Write every line of the material out exactly as shown.

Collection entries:
— START —
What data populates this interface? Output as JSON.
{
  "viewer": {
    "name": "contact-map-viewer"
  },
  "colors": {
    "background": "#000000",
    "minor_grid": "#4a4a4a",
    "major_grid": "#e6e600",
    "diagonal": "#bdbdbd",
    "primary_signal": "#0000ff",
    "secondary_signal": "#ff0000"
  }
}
— END —
§ **Exercise output**
What data populates this interface? Output as JSON.
{
  "viewer": {
    "name": "contact-map-viewer"
  },
  "colors": {
    "background": "#000000",
    "minor_grid": "#4a4a4a",
    "major_grid": "#e6e600",
    "diagonal": "#bdbdbd",
    "primary_signal": "#0000ff",
    "secondary_signal": "#ff0000"
  }
}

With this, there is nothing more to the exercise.